══ AVAILABLE RECORDS

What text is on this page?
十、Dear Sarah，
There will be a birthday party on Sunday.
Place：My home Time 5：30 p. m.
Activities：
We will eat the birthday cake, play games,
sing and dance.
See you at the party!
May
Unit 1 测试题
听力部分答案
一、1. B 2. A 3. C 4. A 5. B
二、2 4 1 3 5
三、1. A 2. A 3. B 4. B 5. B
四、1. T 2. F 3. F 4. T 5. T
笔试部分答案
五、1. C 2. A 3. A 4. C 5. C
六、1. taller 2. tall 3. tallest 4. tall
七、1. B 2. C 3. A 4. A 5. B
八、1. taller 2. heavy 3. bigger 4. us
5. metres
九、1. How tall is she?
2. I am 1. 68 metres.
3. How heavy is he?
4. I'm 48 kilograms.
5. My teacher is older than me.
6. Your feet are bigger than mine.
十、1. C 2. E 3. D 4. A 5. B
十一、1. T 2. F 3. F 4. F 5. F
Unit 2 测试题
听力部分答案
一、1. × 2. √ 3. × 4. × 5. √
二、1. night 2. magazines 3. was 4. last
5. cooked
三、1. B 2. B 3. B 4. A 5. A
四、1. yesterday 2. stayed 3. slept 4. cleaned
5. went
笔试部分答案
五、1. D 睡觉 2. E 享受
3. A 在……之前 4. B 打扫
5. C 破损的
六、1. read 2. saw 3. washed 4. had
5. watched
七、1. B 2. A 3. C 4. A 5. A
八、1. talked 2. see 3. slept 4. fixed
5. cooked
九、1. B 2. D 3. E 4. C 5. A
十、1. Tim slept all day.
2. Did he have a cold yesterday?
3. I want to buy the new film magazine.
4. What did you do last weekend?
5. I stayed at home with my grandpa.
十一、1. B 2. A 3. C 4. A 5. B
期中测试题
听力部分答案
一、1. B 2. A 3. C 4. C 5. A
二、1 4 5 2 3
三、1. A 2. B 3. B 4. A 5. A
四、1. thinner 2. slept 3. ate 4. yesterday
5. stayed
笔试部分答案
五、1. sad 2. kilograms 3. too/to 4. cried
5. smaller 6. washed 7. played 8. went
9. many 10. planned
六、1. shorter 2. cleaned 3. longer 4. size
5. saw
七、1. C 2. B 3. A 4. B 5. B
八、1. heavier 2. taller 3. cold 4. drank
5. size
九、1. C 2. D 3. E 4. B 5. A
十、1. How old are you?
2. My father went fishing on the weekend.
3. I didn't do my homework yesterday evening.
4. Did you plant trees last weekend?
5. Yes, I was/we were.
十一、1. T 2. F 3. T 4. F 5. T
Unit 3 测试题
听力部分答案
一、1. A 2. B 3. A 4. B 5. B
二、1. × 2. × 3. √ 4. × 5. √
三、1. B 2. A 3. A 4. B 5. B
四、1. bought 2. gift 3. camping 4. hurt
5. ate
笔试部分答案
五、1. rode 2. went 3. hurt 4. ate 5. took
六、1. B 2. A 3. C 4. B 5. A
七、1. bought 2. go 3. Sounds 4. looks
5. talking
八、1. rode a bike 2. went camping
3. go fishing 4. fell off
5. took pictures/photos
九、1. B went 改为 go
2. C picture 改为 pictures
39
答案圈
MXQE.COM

════

TASK: Your task is to gather all lines from the entries above that hold the word "fishing".

COMPLETED EXERCISE:
2. My father went fishing on the weekend.
3. go fishing 4. fell off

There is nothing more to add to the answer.